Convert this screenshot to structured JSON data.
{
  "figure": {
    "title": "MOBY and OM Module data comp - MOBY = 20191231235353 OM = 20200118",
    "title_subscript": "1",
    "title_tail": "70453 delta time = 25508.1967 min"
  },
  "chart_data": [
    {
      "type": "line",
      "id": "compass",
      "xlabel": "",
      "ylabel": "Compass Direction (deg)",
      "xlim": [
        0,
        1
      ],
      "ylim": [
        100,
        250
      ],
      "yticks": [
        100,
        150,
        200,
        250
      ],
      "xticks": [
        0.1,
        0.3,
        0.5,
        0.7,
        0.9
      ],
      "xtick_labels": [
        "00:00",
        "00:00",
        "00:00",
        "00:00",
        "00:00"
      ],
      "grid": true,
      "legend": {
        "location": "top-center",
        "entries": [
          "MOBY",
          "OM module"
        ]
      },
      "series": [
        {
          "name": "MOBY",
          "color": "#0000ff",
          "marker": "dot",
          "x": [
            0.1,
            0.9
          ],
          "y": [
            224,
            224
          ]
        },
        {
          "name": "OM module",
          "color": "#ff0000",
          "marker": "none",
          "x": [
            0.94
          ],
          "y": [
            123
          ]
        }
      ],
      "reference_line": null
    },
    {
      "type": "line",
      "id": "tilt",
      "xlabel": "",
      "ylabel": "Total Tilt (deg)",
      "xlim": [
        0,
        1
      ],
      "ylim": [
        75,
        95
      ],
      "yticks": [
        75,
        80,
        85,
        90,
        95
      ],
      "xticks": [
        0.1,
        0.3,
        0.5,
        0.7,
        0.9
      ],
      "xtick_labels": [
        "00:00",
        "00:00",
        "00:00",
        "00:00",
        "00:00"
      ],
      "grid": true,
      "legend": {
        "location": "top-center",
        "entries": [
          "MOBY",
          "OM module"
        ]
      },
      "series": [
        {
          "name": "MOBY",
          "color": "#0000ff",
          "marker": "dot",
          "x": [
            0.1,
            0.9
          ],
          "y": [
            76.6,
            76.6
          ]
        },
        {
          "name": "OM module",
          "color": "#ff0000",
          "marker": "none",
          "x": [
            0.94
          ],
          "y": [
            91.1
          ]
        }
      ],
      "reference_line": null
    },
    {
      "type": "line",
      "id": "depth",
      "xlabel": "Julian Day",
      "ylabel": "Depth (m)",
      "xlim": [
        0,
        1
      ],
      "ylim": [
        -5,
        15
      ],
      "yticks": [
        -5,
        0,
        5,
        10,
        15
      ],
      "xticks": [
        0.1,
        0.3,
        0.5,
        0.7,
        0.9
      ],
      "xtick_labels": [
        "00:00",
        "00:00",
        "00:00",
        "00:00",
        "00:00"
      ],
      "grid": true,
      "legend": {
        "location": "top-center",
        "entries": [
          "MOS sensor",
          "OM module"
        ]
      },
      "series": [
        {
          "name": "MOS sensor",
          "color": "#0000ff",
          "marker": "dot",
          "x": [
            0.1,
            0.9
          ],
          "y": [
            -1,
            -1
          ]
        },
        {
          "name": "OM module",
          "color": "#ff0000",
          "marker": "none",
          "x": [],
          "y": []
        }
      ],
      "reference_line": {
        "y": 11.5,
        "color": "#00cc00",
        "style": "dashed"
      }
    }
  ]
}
==
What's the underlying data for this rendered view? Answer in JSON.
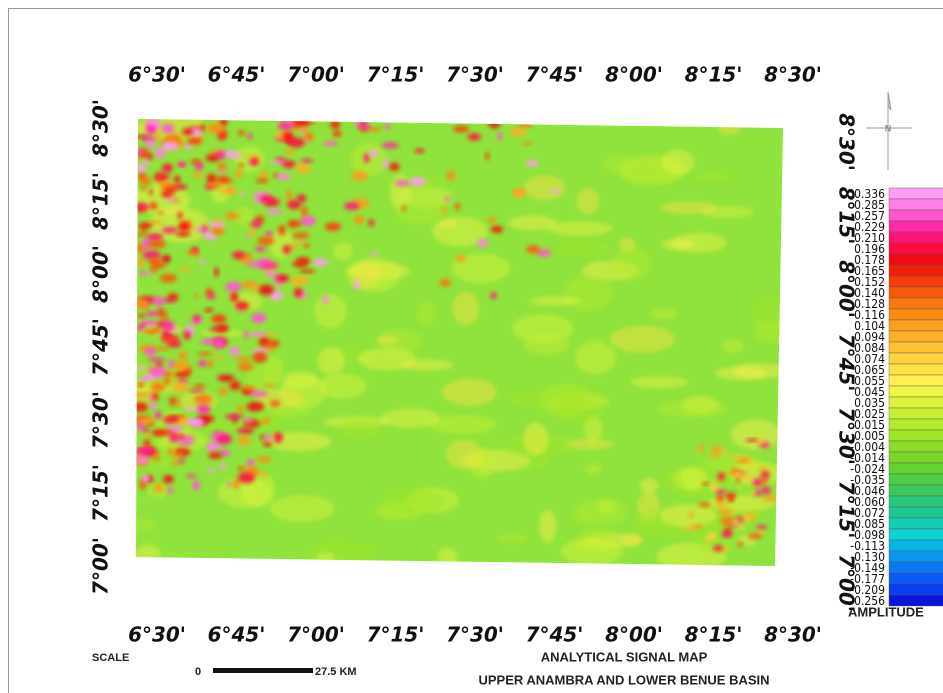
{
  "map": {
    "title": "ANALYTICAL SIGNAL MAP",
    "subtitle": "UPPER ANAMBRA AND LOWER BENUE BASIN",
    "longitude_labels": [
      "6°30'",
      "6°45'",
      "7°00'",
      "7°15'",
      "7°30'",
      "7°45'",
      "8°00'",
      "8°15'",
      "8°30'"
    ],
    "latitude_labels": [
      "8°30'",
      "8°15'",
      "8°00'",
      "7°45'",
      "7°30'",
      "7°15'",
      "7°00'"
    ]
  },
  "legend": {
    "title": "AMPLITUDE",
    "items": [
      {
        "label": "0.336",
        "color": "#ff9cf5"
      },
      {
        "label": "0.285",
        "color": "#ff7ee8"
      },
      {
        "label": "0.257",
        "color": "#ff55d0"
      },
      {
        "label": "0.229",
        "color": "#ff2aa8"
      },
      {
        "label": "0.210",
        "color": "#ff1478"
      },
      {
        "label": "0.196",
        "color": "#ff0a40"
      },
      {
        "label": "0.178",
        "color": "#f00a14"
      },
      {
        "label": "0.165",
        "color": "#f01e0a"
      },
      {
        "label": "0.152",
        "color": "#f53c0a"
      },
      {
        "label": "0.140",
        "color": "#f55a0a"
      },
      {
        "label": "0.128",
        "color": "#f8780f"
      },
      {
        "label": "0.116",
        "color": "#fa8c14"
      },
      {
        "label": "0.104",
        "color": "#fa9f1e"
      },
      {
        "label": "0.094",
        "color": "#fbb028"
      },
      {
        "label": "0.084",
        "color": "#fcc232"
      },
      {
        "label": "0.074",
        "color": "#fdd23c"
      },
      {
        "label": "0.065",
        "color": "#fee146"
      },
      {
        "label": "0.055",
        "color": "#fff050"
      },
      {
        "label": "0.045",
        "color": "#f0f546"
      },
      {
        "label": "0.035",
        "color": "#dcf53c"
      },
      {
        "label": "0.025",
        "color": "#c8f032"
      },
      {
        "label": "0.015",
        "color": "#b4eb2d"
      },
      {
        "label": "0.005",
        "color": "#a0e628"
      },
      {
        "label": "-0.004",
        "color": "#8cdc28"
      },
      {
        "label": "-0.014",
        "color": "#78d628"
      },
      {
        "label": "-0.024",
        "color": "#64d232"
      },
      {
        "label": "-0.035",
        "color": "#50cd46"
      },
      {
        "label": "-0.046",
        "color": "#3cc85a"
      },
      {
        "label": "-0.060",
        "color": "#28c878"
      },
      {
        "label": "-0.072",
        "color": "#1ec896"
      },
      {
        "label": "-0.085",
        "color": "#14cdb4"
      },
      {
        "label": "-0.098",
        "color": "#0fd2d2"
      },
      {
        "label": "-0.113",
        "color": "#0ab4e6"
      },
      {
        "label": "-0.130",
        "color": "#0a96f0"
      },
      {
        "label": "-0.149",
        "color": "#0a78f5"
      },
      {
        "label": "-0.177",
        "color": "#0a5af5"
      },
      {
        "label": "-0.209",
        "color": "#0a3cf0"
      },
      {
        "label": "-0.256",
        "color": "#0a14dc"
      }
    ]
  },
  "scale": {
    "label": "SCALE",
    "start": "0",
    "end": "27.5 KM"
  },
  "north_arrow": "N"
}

- **WHAT IS BEING ASKED**: Of the lines in this material, state how many hold the string "ylabel". Write no other words.

- **THE OUTPUT**: 3